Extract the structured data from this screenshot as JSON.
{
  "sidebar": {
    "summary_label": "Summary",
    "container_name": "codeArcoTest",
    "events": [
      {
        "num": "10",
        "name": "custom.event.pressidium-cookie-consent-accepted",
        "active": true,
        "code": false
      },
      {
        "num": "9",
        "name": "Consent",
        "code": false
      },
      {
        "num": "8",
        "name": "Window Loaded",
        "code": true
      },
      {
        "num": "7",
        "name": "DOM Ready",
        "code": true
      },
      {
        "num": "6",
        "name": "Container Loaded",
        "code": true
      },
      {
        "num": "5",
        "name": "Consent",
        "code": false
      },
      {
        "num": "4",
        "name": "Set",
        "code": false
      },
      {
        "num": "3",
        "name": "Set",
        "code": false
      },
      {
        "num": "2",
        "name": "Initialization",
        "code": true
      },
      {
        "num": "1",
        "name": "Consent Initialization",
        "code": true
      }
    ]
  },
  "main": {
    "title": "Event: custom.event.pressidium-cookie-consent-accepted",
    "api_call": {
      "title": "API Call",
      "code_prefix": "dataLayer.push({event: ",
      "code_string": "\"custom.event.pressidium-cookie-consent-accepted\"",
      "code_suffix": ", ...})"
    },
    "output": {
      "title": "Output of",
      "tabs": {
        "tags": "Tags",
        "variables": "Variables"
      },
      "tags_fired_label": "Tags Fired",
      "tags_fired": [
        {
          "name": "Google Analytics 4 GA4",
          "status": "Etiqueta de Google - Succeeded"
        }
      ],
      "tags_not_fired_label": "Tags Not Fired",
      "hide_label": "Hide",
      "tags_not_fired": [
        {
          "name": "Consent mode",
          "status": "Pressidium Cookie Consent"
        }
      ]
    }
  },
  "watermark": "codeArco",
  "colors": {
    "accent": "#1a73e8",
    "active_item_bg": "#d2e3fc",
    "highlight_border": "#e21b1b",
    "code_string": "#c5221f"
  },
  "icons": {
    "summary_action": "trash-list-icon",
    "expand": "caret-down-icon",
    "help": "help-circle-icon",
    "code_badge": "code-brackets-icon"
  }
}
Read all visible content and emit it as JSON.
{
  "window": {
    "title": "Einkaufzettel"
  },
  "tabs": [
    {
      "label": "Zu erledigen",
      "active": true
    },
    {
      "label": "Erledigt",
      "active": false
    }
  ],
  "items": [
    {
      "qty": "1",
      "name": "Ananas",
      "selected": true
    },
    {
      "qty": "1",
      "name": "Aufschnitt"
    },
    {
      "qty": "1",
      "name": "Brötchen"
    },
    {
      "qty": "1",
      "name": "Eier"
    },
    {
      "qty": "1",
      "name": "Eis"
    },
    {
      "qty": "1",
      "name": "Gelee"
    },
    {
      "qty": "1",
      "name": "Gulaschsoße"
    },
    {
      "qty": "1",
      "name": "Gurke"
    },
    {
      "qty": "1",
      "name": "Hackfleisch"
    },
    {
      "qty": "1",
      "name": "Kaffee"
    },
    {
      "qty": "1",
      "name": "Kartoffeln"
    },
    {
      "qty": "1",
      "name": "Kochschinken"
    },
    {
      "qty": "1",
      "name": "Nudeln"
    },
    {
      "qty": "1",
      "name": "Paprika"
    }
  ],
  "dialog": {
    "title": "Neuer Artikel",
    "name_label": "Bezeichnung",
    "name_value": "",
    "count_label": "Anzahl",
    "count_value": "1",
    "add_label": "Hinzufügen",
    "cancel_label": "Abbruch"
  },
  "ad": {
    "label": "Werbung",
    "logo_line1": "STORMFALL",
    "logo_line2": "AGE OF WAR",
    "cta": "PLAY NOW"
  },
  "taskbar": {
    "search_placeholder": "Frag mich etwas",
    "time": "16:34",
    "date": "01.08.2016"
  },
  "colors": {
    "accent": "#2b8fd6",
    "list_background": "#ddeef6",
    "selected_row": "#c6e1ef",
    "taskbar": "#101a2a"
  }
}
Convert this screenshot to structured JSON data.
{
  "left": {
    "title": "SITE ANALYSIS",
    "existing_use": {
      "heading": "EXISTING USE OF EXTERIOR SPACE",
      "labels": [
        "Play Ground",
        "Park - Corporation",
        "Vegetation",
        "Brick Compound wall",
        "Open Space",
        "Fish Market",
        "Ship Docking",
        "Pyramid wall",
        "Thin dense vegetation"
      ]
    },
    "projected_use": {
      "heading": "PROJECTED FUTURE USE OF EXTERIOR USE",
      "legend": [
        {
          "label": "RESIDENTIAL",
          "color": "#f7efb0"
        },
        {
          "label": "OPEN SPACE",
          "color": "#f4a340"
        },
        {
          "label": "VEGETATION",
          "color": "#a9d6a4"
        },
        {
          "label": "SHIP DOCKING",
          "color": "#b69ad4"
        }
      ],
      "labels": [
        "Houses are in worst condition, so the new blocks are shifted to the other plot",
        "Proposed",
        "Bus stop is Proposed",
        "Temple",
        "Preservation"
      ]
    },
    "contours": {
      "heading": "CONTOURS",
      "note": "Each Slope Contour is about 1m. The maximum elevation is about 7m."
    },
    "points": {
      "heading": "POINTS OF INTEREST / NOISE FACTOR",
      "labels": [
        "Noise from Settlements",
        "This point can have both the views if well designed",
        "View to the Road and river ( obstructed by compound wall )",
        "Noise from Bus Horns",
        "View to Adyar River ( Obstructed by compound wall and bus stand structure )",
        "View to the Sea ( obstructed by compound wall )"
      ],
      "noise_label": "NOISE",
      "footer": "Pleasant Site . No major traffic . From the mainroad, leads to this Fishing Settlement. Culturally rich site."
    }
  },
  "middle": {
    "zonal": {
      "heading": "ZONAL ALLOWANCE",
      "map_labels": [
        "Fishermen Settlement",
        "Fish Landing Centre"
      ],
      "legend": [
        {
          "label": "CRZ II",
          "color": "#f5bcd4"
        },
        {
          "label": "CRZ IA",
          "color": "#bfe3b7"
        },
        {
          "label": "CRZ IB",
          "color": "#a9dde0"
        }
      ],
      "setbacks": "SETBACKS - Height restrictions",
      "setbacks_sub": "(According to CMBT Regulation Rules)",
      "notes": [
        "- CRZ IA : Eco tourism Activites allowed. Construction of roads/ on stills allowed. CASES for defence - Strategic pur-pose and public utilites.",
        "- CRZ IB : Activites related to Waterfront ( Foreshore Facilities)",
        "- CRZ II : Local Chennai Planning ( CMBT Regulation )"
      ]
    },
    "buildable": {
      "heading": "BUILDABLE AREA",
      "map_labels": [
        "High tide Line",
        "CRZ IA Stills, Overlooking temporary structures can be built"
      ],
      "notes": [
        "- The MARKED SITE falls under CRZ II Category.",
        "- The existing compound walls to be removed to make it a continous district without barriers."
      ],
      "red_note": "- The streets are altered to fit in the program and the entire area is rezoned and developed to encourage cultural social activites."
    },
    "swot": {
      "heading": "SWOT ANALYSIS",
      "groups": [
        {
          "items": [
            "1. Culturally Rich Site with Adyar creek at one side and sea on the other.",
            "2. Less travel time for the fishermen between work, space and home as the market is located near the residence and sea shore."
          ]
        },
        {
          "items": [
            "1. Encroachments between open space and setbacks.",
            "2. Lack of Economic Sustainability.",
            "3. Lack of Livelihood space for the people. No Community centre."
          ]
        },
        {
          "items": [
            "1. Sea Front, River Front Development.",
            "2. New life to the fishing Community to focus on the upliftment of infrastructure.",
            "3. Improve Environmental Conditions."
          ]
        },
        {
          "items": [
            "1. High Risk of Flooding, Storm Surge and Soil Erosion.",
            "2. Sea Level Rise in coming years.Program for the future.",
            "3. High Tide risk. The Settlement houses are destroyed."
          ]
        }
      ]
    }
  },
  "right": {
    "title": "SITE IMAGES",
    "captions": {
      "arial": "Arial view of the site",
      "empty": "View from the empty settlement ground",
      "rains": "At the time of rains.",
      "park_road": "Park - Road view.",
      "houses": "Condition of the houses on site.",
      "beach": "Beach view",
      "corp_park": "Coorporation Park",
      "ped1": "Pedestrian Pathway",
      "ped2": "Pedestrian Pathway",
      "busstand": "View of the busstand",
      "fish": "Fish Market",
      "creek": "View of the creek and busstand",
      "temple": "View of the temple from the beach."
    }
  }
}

++++++++

§ Task to complete
Go through the material above and count the lines that contain "Community"; give that number alone.

§ Completed task
2